Extracted records –
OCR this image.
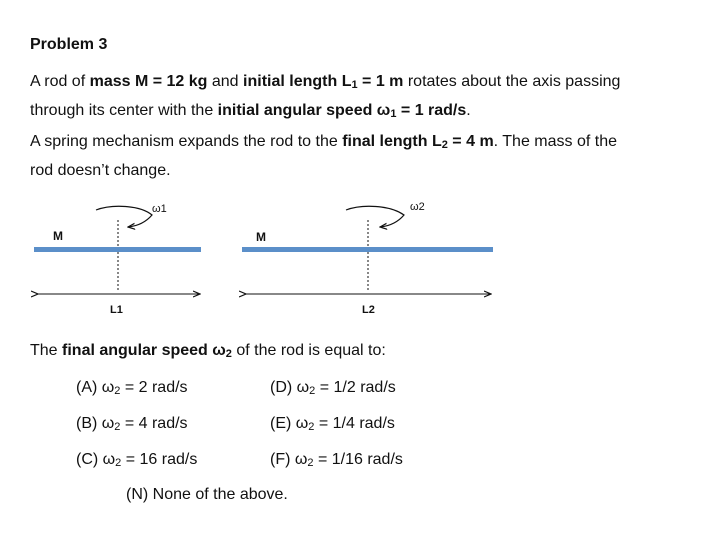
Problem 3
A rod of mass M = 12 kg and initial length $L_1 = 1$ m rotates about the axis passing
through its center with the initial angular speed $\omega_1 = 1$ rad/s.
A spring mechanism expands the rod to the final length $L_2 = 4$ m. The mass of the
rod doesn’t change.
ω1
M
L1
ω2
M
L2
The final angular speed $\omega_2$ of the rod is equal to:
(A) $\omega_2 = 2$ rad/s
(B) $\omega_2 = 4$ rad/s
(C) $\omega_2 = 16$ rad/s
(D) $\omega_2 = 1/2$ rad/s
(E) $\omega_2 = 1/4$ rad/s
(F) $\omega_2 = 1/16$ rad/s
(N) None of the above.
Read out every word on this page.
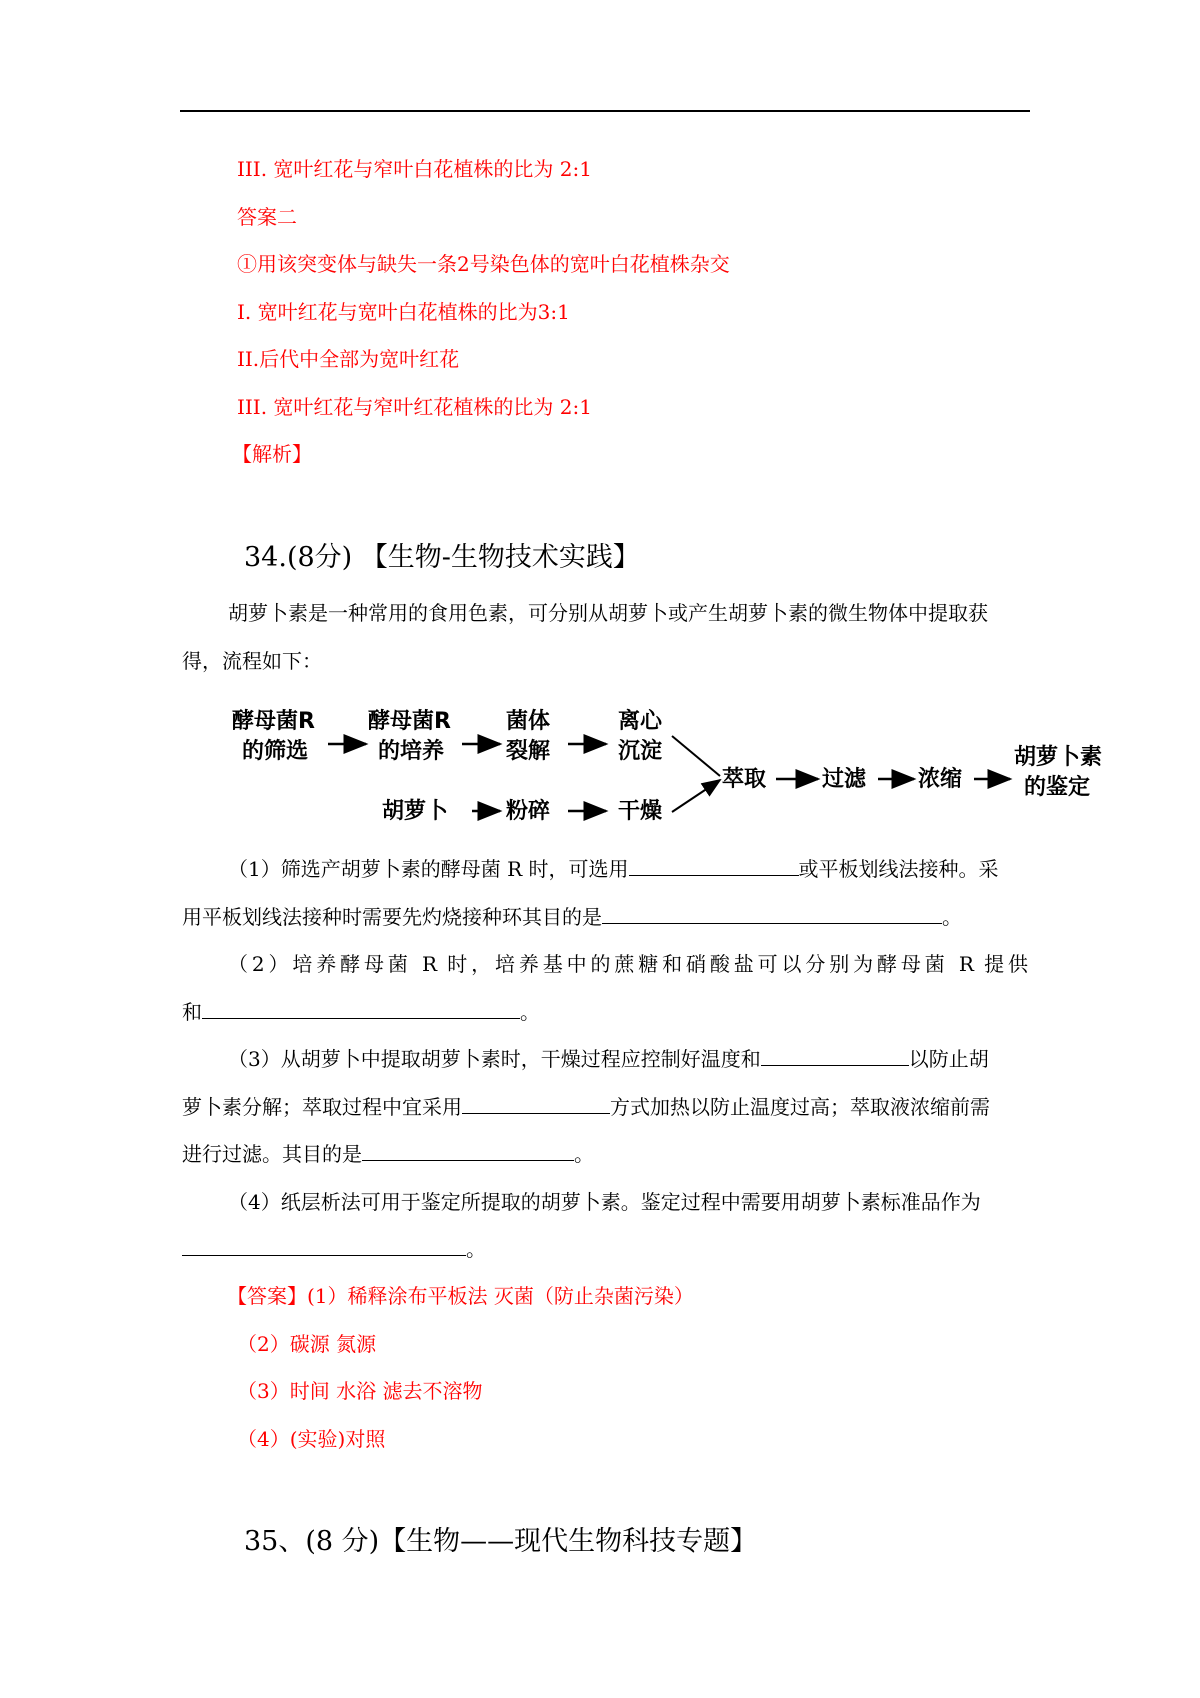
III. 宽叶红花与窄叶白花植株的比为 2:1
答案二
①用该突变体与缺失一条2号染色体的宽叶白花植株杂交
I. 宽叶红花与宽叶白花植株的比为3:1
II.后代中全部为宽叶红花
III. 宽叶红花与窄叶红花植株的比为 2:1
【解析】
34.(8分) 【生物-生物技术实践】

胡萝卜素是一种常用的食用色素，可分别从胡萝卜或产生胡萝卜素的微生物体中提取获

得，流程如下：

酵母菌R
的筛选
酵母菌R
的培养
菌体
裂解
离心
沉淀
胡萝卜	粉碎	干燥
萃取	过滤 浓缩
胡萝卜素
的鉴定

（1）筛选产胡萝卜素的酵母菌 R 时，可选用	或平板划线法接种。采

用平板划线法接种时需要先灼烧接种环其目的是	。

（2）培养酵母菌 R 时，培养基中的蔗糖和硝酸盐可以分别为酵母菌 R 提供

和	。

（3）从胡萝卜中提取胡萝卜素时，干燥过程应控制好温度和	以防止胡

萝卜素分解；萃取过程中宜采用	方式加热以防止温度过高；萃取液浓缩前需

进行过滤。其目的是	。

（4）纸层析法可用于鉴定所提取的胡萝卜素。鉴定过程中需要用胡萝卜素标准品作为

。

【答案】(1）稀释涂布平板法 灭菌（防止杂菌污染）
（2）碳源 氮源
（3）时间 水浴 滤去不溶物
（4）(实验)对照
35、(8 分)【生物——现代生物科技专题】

Exercise objective –
In the entries above, find every line with the word "length" and list it.

Task response –
A rod of mass M = 12 kg and initial length $L_1 = 1$ m rotates about the axis passing
A spring mechanism expands the rod to the final length $L_2 = 4$ m. The mass of the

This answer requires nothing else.